[Begin TASK INPUT]
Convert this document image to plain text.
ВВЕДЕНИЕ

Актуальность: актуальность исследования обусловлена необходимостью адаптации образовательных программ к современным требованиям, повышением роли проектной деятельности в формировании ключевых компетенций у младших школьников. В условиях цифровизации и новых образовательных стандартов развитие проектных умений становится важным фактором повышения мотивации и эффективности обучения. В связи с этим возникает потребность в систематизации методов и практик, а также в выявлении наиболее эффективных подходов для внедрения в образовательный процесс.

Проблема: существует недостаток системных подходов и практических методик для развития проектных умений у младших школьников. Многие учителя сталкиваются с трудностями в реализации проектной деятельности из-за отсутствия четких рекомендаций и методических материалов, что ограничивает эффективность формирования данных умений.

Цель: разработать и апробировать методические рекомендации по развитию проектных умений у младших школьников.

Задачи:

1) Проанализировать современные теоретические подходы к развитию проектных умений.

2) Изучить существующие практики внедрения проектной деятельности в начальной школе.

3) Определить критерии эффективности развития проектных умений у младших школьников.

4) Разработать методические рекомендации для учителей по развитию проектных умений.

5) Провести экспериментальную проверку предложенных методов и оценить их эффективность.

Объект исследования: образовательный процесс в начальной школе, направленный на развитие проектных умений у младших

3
[End TASK INPUT]
[Begin TASK INPUT]
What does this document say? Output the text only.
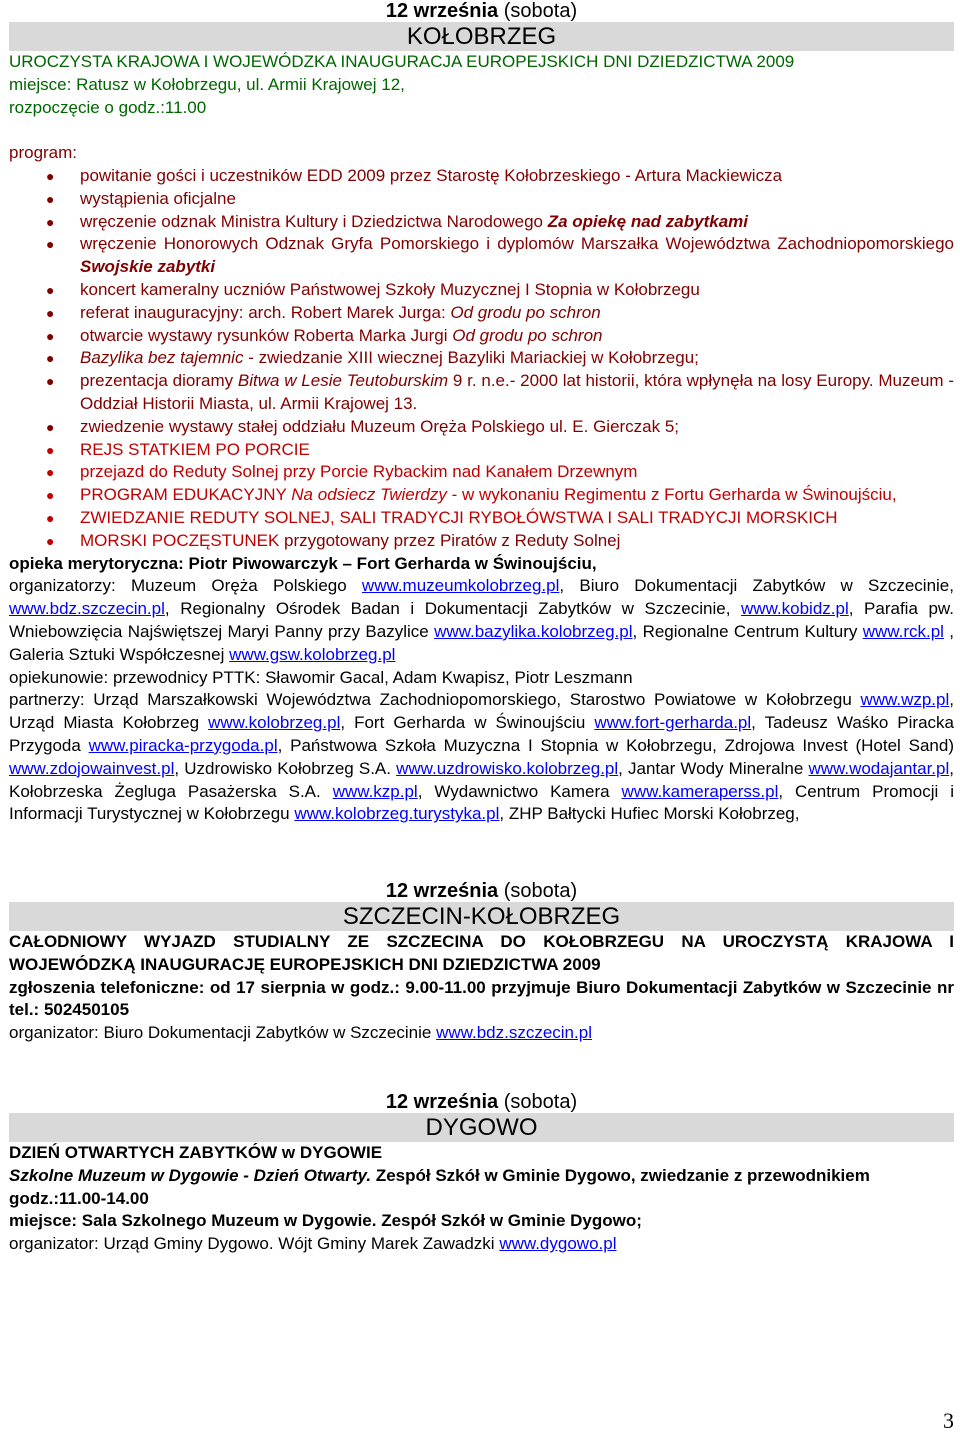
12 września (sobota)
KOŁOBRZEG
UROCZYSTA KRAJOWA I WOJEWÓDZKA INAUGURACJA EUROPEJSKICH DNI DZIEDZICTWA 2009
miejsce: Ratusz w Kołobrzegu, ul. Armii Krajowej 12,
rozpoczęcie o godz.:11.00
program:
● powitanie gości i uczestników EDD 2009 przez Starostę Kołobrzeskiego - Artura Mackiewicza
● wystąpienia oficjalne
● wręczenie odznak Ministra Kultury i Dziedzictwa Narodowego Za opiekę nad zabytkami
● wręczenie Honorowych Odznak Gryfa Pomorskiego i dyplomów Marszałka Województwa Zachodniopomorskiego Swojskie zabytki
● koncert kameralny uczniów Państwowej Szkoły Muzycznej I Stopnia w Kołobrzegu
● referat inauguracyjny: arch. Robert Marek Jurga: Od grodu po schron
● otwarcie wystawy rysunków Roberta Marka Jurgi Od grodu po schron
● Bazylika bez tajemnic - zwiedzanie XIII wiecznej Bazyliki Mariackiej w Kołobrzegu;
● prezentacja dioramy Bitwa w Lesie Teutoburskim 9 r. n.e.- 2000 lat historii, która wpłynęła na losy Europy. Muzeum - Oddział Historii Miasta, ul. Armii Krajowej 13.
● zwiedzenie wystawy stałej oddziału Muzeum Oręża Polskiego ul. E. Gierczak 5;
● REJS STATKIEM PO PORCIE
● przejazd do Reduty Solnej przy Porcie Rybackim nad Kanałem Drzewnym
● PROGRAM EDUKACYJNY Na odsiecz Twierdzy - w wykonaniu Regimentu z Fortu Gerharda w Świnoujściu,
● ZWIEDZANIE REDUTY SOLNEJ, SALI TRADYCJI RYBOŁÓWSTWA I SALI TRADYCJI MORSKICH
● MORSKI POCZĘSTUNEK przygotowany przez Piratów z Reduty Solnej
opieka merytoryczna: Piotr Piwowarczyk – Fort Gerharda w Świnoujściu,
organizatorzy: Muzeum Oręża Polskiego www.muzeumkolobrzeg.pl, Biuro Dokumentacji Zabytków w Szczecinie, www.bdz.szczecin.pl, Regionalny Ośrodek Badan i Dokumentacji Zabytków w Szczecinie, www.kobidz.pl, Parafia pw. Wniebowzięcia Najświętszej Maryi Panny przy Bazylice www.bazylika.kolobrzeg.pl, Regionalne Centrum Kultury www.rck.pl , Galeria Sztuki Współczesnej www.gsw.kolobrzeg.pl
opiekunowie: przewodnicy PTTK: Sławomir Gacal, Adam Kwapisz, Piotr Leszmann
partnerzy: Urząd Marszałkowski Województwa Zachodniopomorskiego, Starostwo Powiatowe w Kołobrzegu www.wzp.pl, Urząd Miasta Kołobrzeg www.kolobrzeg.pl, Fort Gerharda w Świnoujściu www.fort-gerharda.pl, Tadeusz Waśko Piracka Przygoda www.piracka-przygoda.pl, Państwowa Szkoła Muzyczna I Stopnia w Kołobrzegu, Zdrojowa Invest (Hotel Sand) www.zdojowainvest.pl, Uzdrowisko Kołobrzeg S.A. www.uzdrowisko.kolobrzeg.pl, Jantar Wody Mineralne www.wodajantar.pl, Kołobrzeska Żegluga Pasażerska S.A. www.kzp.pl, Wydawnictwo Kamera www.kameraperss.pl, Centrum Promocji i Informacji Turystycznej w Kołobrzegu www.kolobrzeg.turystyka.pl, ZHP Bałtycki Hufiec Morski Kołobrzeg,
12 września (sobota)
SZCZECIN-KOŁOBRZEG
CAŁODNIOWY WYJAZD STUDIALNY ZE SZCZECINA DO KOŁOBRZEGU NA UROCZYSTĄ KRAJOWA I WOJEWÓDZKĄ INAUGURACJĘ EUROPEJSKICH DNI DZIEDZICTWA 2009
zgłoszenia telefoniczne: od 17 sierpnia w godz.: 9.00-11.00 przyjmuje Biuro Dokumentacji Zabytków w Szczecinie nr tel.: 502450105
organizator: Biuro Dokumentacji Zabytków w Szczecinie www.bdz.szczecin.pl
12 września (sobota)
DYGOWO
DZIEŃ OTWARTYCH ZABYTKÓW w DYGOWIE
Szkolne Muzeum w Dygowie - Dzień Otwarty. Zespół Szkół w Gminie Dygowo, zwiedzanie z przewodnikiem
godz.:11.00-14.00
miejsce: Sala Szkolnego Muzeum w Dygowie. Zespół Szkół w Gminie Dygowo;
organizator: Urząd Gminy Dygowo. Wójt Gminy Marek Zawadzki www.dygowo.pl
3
[End TASK INPUT]
[Begin TASK INPUT]
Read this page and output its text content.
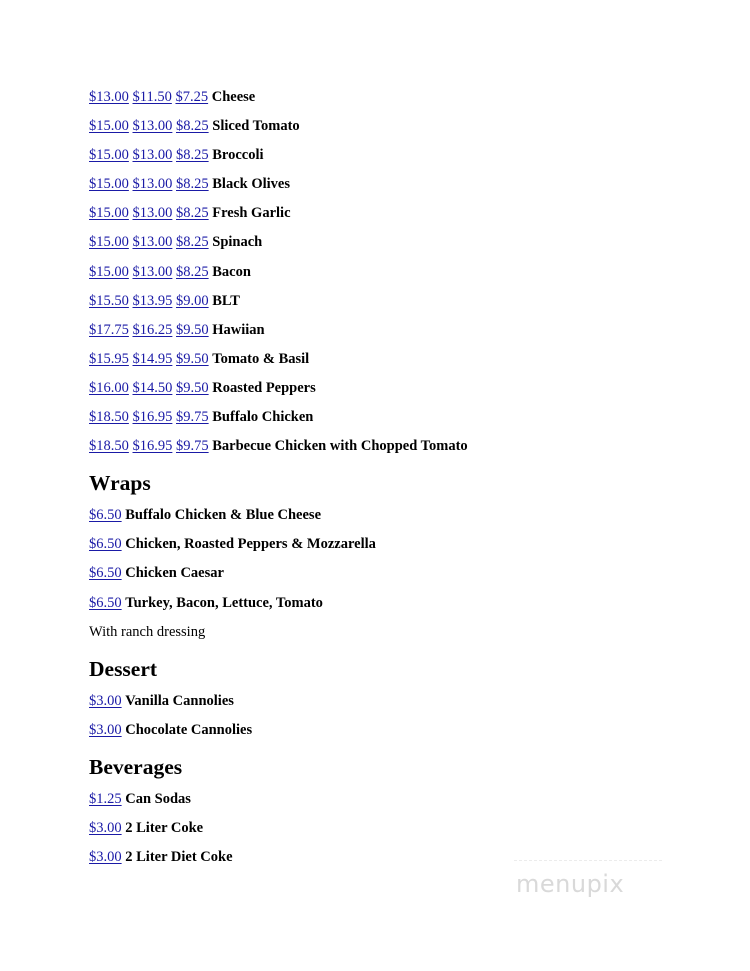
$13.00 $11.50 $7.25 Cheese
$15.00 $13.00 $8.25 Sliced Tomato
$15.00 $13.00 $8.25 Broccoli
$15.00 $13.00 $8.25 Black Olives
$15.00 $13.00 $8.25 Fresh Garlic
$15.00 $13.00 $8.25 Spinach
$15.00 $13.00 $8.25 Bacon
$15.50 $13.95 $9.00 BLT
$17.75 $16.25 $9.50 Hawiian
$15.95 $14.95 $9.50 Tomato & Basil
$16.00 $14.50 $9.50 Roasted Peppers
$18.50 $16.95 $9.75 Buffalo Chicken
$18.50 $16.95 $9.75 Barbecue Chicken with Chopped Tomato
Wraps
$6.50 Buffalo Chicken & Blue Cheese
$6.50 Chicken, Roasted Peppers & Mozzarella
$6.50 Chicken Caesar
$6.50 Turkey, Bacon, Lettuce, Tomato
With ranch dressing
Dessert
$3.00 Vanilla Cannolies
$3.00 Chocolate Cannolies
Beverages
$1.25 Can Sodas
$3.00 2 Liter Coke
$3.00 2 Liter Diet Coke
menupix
[End TASK INPUT]
Gather and return every line that holds the string "document".

FINISHED TASK:
Convert this document image to plain text.
What does this document say? Output the text only.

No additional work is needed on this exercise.